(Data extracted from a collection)
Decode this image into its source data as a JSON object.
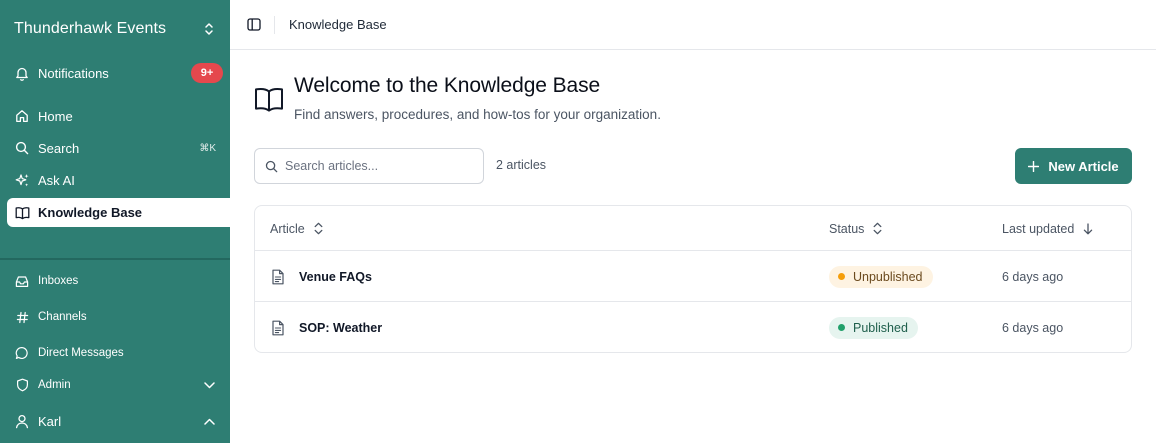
{
  "sidebar": {
    "workspace_name": "Thunderhawk Events",
    "notifications": {
      "label": "Notifications",
      "badge": "9+"
    },
    "items": [
      {
        "label": "Home",
        "icon": "home-icon"
      },
      {
        "label": "Search",
        "icon": "search-icon",
        "shortcut": "⌘K"
      },
      {
        "label": "Ask AI",
        "icon": "sparkles-icon"
      },
      {
        "label": "Knowledge Base",
        "icon": "book-icon",
        "active": true
      }
    ],
    "secondary": [
      {
        "label": "Inboxes",
        "icon": "inbox-icon"
      },
      {
        "label": "Channels",
        "icon": "hash-icon"
      },
      {
        "label": "Direct Messages",
        "icon": "message-icon"
      },
      {
        "label": "Admin",
        "icon": "shield-icon",
        "chevron": "down"
      }
    ],
    "user": {
      "label": "Karl",
      "icon": "user-icon",
      "chevron": "up"
    }
  },
  "topbar": {
    "breadcrumb": "Knowledge Base"
  },
  "header": {
    "title": "Welcome to the Knowledge Base",
    "subtitle": "Find answers, procedures, and how-tos for your organization."
  },
  "toolbar": {
    "search_placeholder": "Search articles...",
    "count": "2 articles",
    "new_button": "New Article"
  },
  "table": {
    "columns": [
      "Article",
      "Status",
      "Last updated"
    ],
    "rows": [
      {
        "title": "Venue FAQs",
        "status": "Unpublished",
        "updated": "6 days ago"
      },
      {
        "title": "SOP: Weather",
        "status": "Published",
        "updated": "6 days ago"
      }
    ]
  },
  "colors": {
    "accent": "#2e7e73",
    "badge": "#e5484d",
    "unpublished_dot": "#f59e0b",
    "published_dot": "#22a06b"
  }
}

● Problem statement:
Restate the whole listing above exactly, please, omitting every image.

● Written reply:
Decode this image into its source data as a JSON object.
{
  "sidebar": {
    "workspace_name": "Thunderhawk Events",
    "notifications": {
      "label": "Notifications",
      "badge": "9+"
    },
    "items": [
      {
        "label": "Home",
        "icon": "home-icon"
      },
      {
        "label": "Search",
        "icon": "search-icon",
        "shortcut": "⌘K"
      },
      {
        "label": "Ask AI",
        "icon": "sparkles-icon"
      },
      {
        "label": "Knowledge Base",
        "icon": "book-icon",
        "active": true
      }
    ],
    "secondary": [
      {
        "label": "Inboxes",
        "icon": "inbox-icon"
      },
      {
        "label": "Channels",
        "icon": "hash-icon"
      },
      {
        "label": "Direct Messages",
        "icon": "message-icon"
      },
      {
        "label": "Admin",
        "icon": "shield-icon",
        "chevron": "down"
      }
    ],
    "user": {
      "label": "Karl",
      "icon": "user-icon",
      "chevron": "up"
    }
  },
  "topbar": {
    "breadcrumb": "Knowledge Base"
  },
  "header": {
    "title": "Welcome to the Knowledge Base",
    "subtitle": "Find answers, procedures, and how-tos for your organization."
  },
  "toolbar": {
    "search_placeholder": "Search articles...",
    "count": "2 articles",
    "new_button": "New Article"
  },
  "table": {
    "columns": [
      "Article",
      "Status",
      "Last updated"
    ],
    "rows": [
      {
        "title": "Venue FAQs",
        "status": "Unpublished",
        "updated": "6 days ago"
      },
      {
        "title": "SOP: Weather",
        "status": "Published",
        "updated": "6 days ago"
      }
    ]
  },
  "colors": {
    "accent": "#2e7e73",
    "badge": "#e5484d",
    "unpublished_dot": "#f59e0b",
    "published_dot": "#22a06b"
  }
}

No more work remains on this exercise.